Data for this exercise
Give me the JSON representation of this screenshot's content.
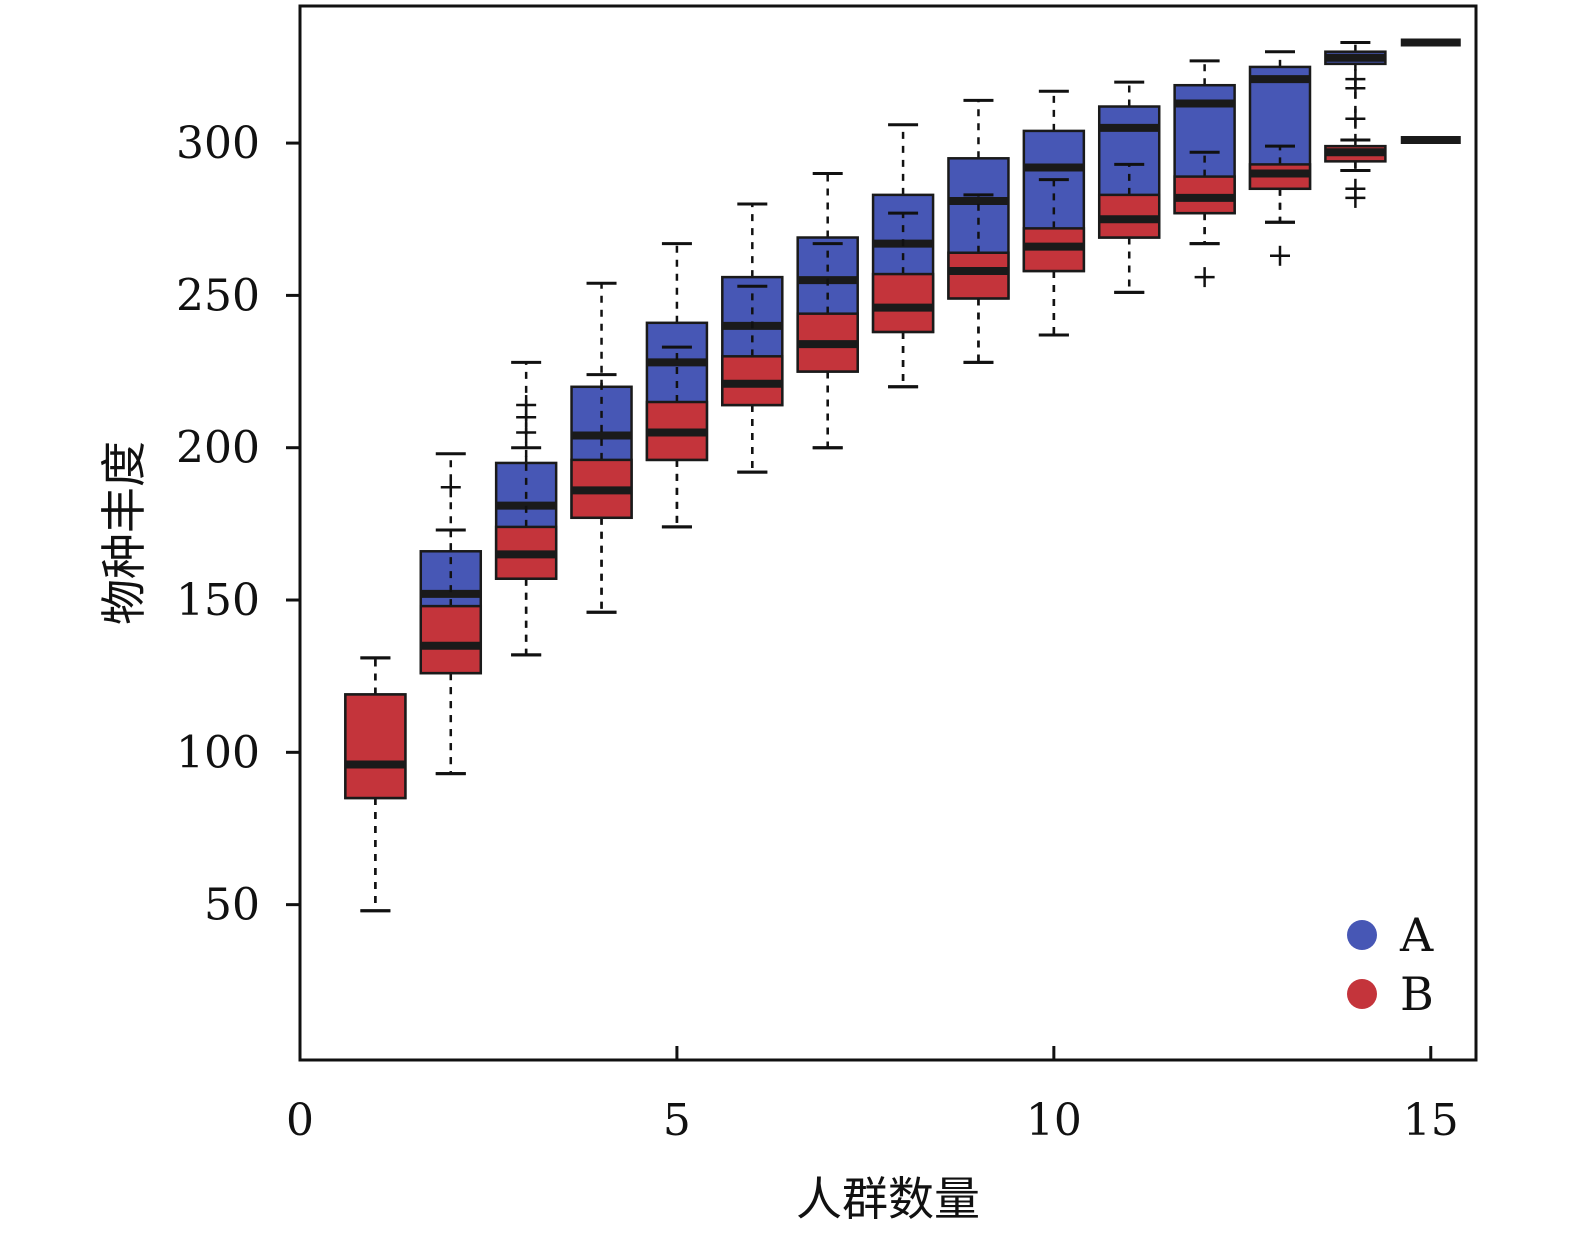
{
  "chart_data": {
    "type": "box",
    "title": "",
    "xlabel": "人群数量",
    "ylabel": "物种丰度",
    "xlim": [
      0,
      15.6
    ],
    "ylim": [
      -1,
      345
    ],
    "xticks": [
      0,
      5,
      10,
      15
    ],
    "yticks": [
      50,
      100,
      150,
      200,
      250,
      300
    ],
    "grid": false,
    "legend_position": "bottom-right",
    "series": [
      {
        "name": "A",
        "color": "#4757B5",
        "boxes": [
          {
            "x": 1,
            "whisker_low": 48,
            "q1": 85,
            "median": 96,
            "q3": 119,
            "whisker_high": 131,
            "outliers": []
          },
          {
            "x": 2,
            "whisker_low": 93,
            "q1": 126,
            "median": 152,
            "q3": 166,
            "whisker_high": 198,
            "outliers": [
              187
            ]
          },
          {
            "x": 3,
            "whisker_low": 132,
            "q1": 157,
            "median": 181,
            "q3": 195,
            "whisker_high": 228,
            "outliers": [
              214,
              210,
              205
            ]
          },
          {
            "x": 4,
            "whisker_low": 146,
            "q1": 177,
            "median": 204,
            "q3": 220,
            "whisker_high": 254,
            "outliers": []
          },
          {
            "x": 5,
            "whisker_low": 174,
            "q1": 196,
            "median": 228,
            "q3": 241,
            "whisker_high": 267,
            "outliers": []
          },
          {
            "x": 6,
            "whisker_low": 192,
            "q1": 214,
            "median": 240,
            "q3": 256,
            "whisker_high": 280,
            "outliers": []
          },
          {
            "x": 7,
            "whisker_low": 200,
            "q1": 225,
            "median": 255,
            "q3": 269,
            "whisker_high": 290,
            "outliers": []
          },
          {
            "x": 8,
            "whisker_low": 220,
            "q1": 238,
            "median": 267,
            "q3": 283,
            "whisker_high": 306,
            "outliers": []
          },
          {
            "x": 9,
            "whisker_low": 228,
            "q1": 249,
            "median": 281,
            "q3": 295,
            "whisker_high": 314,
            "outliers": []
          },
          {
            "x": 10,
            "whisker_low": 237,
            "q1": 258,
            "median": 292,
            "q3": 304,
            "whisker_high": 317,
            "outliers": []
          },
          {
            "x": 11,
            "whisker_low": 251,
            "q1": 269,
            "median": 305,
            "q3": 312,
            "whisker_high": 320,
            "outliers": []
          },
          {
            "x": 12,
            "whisker_low": 267,
            "q1": 277,
            "median": 313,
            "q3": 319,
            "whisker_high": 327,
            "outliers": []
          },
          {
            "x": 13,
            "whisker_low": 274,
            "q1": 285,
            "median": 321,
            "q3": 325,
            "whisker_high": 330,
            "outliers": []
          },
          {
            "x": 14,
            "whisker_low": 291,
            "q1": 326,
            "median": 328,
            "q3": 330,
            "whisker_high": 333,
            "outliers": [
              321,
              318,
              308,
              285,
              282
            ]
          },
          {
            "x": 15,
            "whisker_low": 333,
            "q1": 333,
            "median": 333,
            "q3": 333,
            "whisker_high": 333,
            "outliers": []
          }
        ]
      },
      {
        "name": "B",
        "color": "#C4343B",
        "boxes": [
          {
            "x": 1,
            "whisker_low": 48,
            "q1": 85,
            "median": 96,
            "q3": 119,
            "whisker_high": 131,
            "outliers": []
          },
          {
            "x": 2,
            "whisker_low": 93,
            "q1": 126,
            "median": 135,
            "q3": 148,
            "whisker_high": 173,
            "outliers": []
          },
          {
            "x": 3,
            "whisker_low": 132,
            "q1": 157,
            "median": 165,
            "q3": 174,
            "whisker_high": 200,
            "outliers": []
          },
          {
            "x": 4,
            "whisker_low": 146,
            "q1": 177,
            "median": 186,
            "q3": 196,
            "whisker_high": 224,
            "outliers": []
          },
          {
            "x": 5,
            "whisker_low": 174,
            "q1": 196,
            "median": 205,
            "q3": 215,
            "whisker_high": 233,
            "outliers": []
          },
          {
            "x": 6,
            "whisker_low": 192,
            "q1": 214,
            "median": 221,
            "q3": 230,
            "whisker_high": 253,
            "outliers": []
          },
          {
            "x": 7,
            "whisker_low": 200,
            "q1": 225,
            "median": 234,
            "q3": 244,
            "whisker_high": 267,
            "outliers": []
          },
          {
            "x": 8,
            "whisker_low": 220,
            "q1": 238,
            "median": 246,
            "q3": 257,
            "whisker_high": 277,
            "outliers": []
          },
          {
            "x": 9,
            "whisker_low": 228,
            "q1": 249,
            "median": 258,
            "q3": 264,
            "whisker_high": 283,
            "outliers": []
          },
          {
            "x": 10,
            "whisker_low": 237,
            "q1": 258,
            "median": 266,
            "q3": 272,
            "whisker_high": 288,
            "outliers": []
          },
          {
            "x": 11,
            "whisker_low": 251,
            "q1": 269,
            "median": 275,
            "q3": 283,
            "whisker_high": 293,
            "outliers": []
          },
          {
            "x": 12,
            "whisker_low": 267,
            "q1": 277,
            "median": 282,
            "q3": 289,
            "whisker_high": 297,
            "outliers": [
              256
            ]
          },
          {
            "x": 13,
            "whisker_low": 274,
            "q1": 285,
            "median": 290,
            "q3": 293,
            "whisker_high": 299,
            "outliers": [
              263
            ]
          },
          {
            "x": 14,
            "whisker_low": 291,
            "q1": 294,
            "median": 297,
            "q3": 299,
            "whisker_high": 301,
            "outliers": []
          },
          {
            "x": 15,
            "whisker_low": 301,
            "q1": 301,
            "median": 301,
            "q3": 301,
            "whisker_high": 301,
            "outliers": []
          }
        ]
      }
    ]
  }
}
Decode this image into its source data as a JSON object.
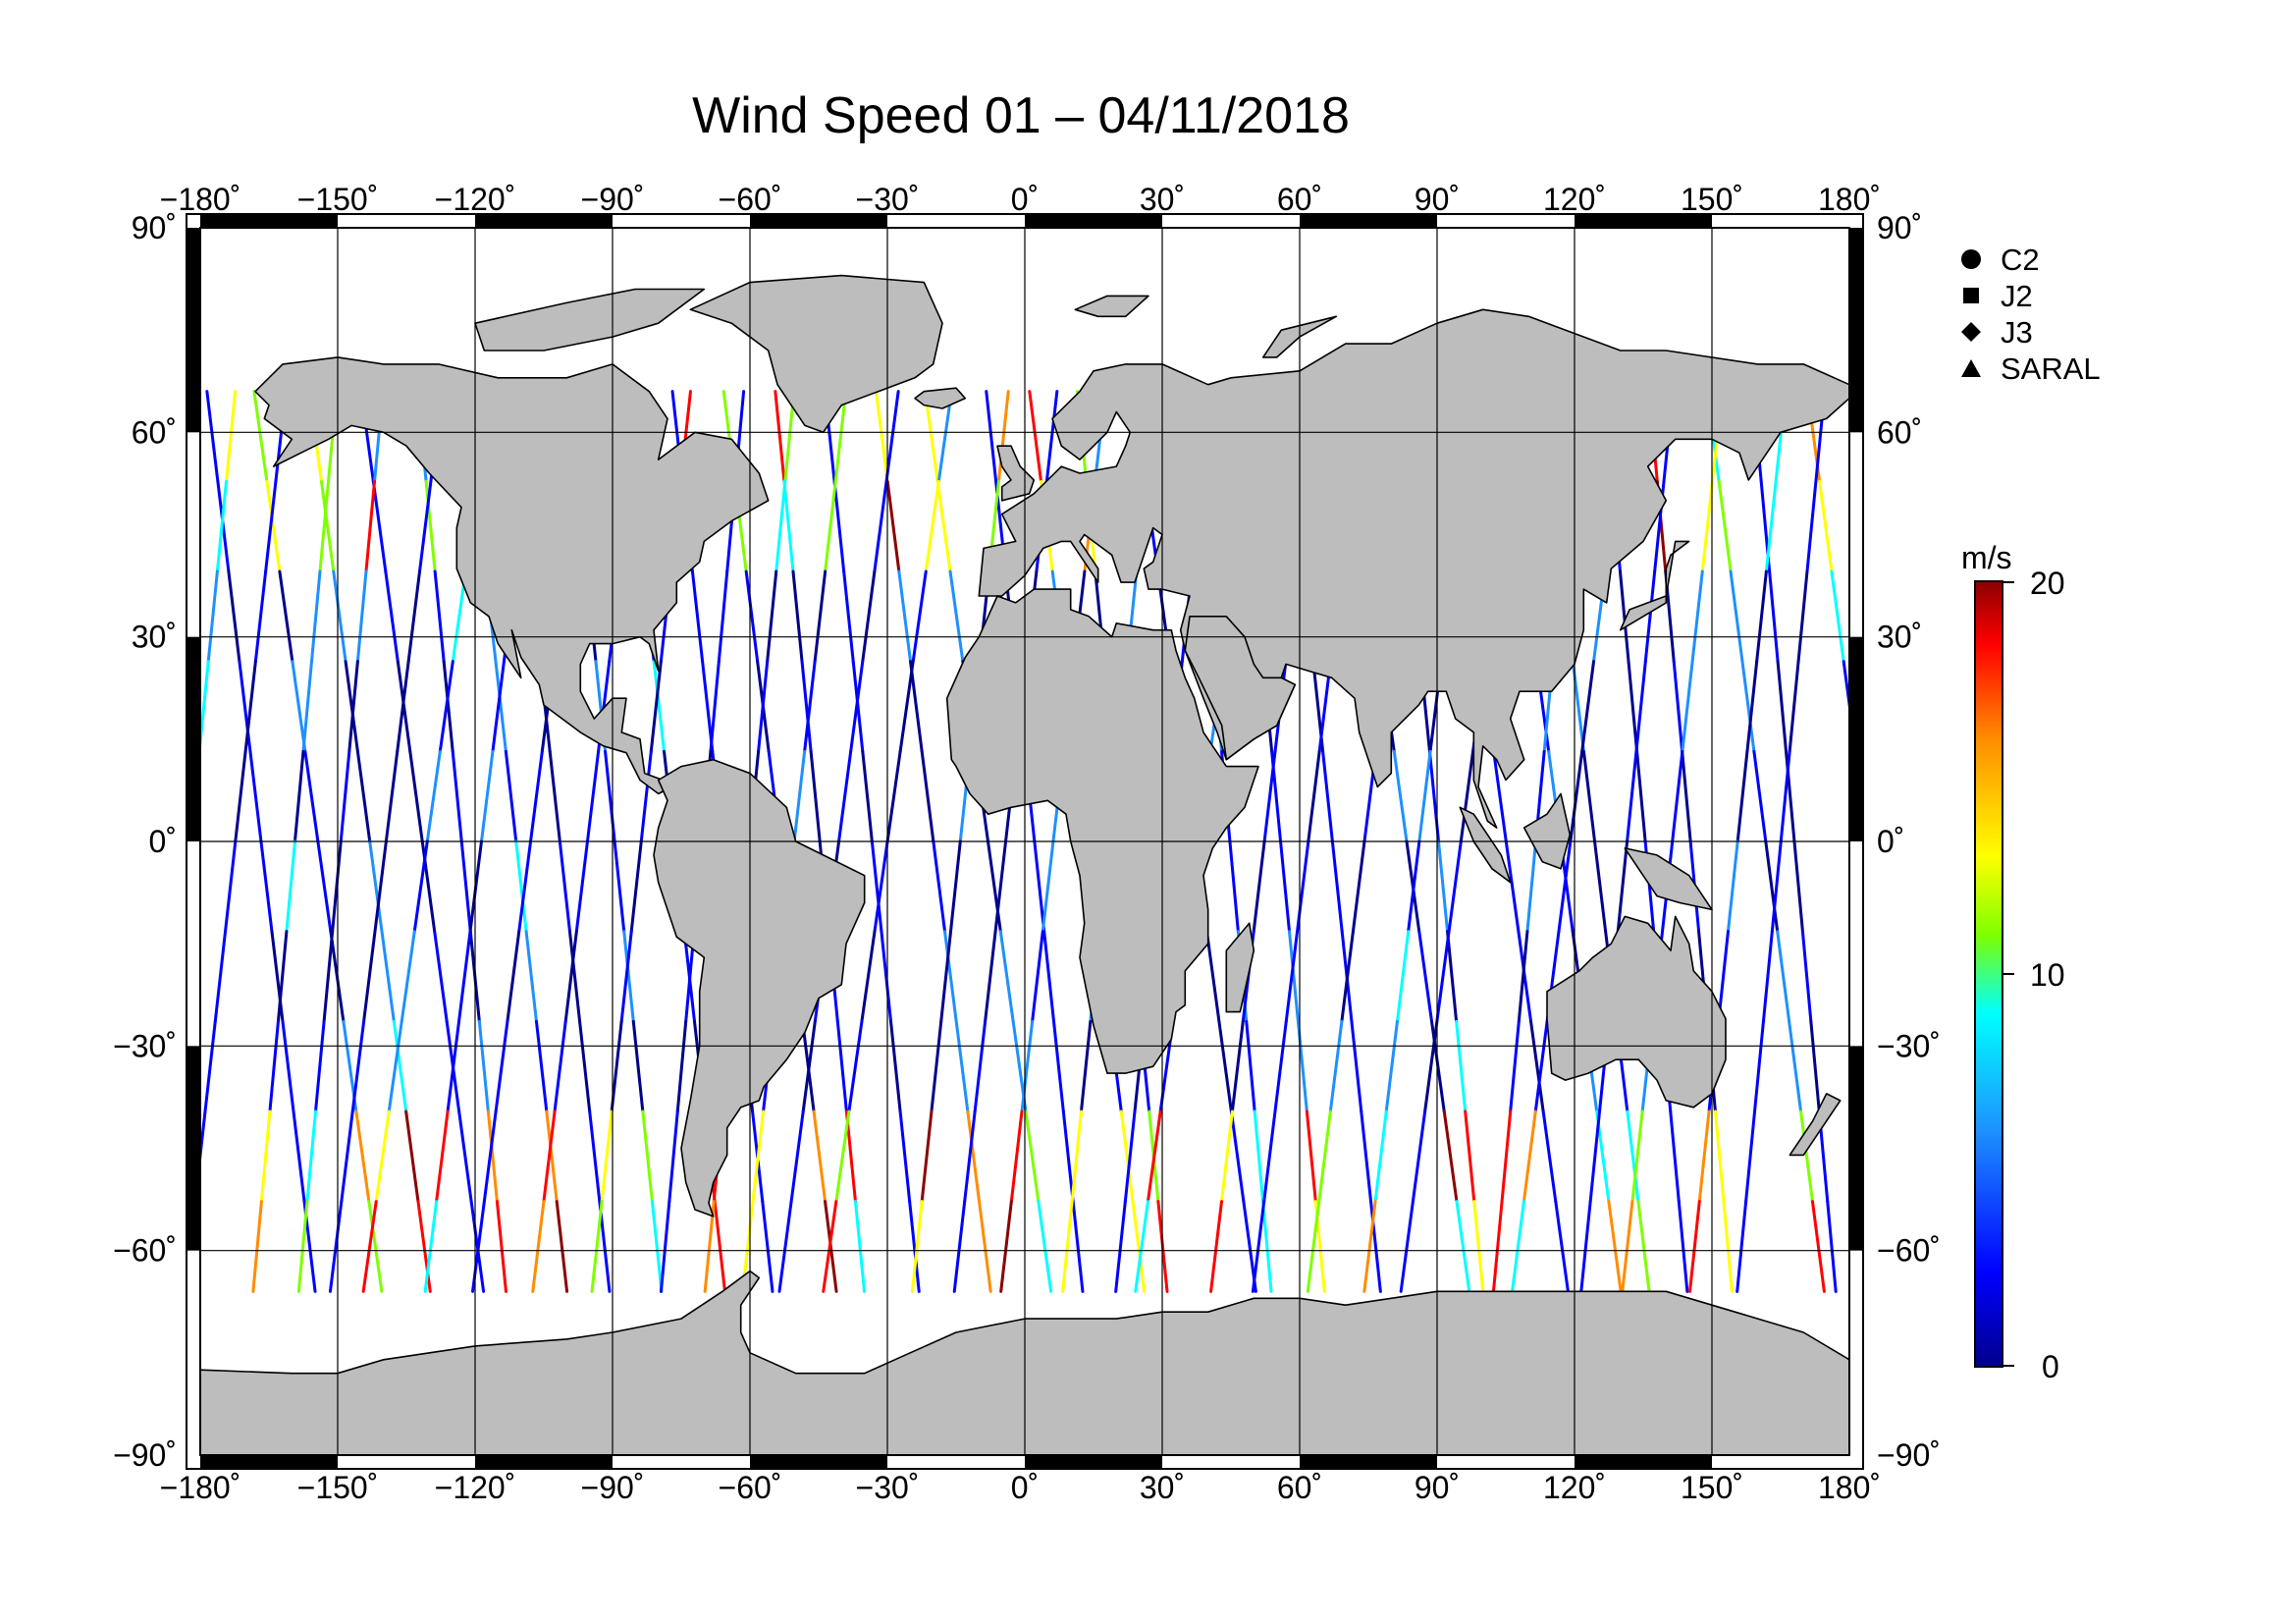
{
  "title": "Wind Speed 01 – 04/11/2018",
  "map": {
    "projection": "equirectangular",
    "lon_range": [
      -180,
      180
    ],
    "lat_range": [
      -90,
      90
    ],
    "lon_ticks": [
      "−180˚",
      "−150˚",
      "−120˚",
      "−90˚",
      "−60˚",
      "−30˚",
      "0˚",
      "30˚",
      "60˚",
      "90˚",
      "120˚",
      "150˚",
      "180˚"
    ],
    "lat_ticks_left": [
      "90˚",
      "60˚",
      "30˚",
      "0˚",
      "−30˚",
      "−60˚",
      "−90˚"
    ],
    "lat_ticks_right": [
      "90˚",
      "60˚",
      "30˚",
      "0˚",
      "−30˚",
      "−60˚",
      "−90˚"
    ],
    "grid": true,
    "land_color": "#bdbdbd",
    "ocean_color": "#ffffff"
  },
  "legend": {
    "items": [
      {
        "label": "C2",
        "icon": "circle-icon"
      },
      {
        "label": "J2",
        "icon": "square-icon"
      },
      {
        "label": "J3",
        "icon": "diamond-icon"
      },
      {
        "label": "SARAL",
        "icon": "triangle-icon"
      }
    ]
  },
  "colorbar": {
    "unit": "m/s",
    "min": 0,
    "max": 20,
    "tick_labels": [
      "20",
      "10",
      "0"
    ],
    "colors": [
      "#8b0000",
      "#ff0000",
      "#ff8c00",
      "#ffff00",
      "#7fff00",
      "#00ffff",
      "#1e90ff",
      "#0000ff",
      "#00008b"
    ]
  },
  "chart_data": {
    "type": "map",
    "variable": "wind speed",
    "unit": "m/s",
    "satellites": [
      "C2",
      "J2",
      "J3",
      "SARAL"
    ],
    "value_range": [
      0,
      20
    ]
  }
}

Work to complete
Reproduce verbatim, and only, the lines starting at the one that contains "Decode this image" and ending with the final line of the records; leave out the pictures.

Answer for this exercise
Decode this image into its source data as a JSON object.
{
  "title": "Wind Speed 01 – 04/11/2018",
  "map": {
    "projection": "equirectangular",
    "lon_range": [
      -180,
      180
    ],
    "lat_range": [
      -90,
      90
    ],
    "lon_ticks": [
      "−180˚",
      "−150˚",
      "−120˚",
      "−90˚",
      "−60˚",
      "−30˚",
      "0˚",
      "30˚",
      "60˚",
      "90˚",
      "120˚",
      "150˚",
      "180˚"
    ],
    "lat_ticks_left": [
      "90˚",
      "60˚",
      "30˚",
      "0˚",
      "−30˚",
      "−60˚",
      "−90˚"
    ],
    "lat_ticks_right": [
      "90˚",
      "60˚",
      "30˚",
      "0˚",
      "−30˚",
      "−60˚",
      "−90˚"
    ],
    "grid": true,
    "land_color": "#bdbdbd",
    "ocean_color": "#ffffff"
  },
  "legend": {
    "items": [
      {
        "label": "C2",
        "icon": "circle-icon"
      },
      {
        "label": "J2",
        "icon": "square-icon"
      },
      {
        "label": "J3",
        "icon": "diamond-icon"
      },
      {
        "label": "SARAL",
        "icon": "triangle-icon"
      }
    ]
  },
  "colorbar": {
    "unit": "m/s",
    "min": 0,
    "max": 20,
    "tick_labels": [
      "20",
      "10",
      "0"
    ],
    "colors": [
      "#8b0000",
      "#ff0000",
      "#ff8c00",
      "#ffff00",
      "#7fff00",
      "#00ffff",
      "#1e90ff",
      "#0000ff",
      "#00008b"
    ]
  },
  "chart_data": {
    "type": "map",
    "variable": "wind speed",
    "unit": "m/s",
    "satellites": [
      "C2",
      "J2",
      "J3",
      "SARAL"
    ],
    "value_range": [
      0,
      20
    ]
  }
}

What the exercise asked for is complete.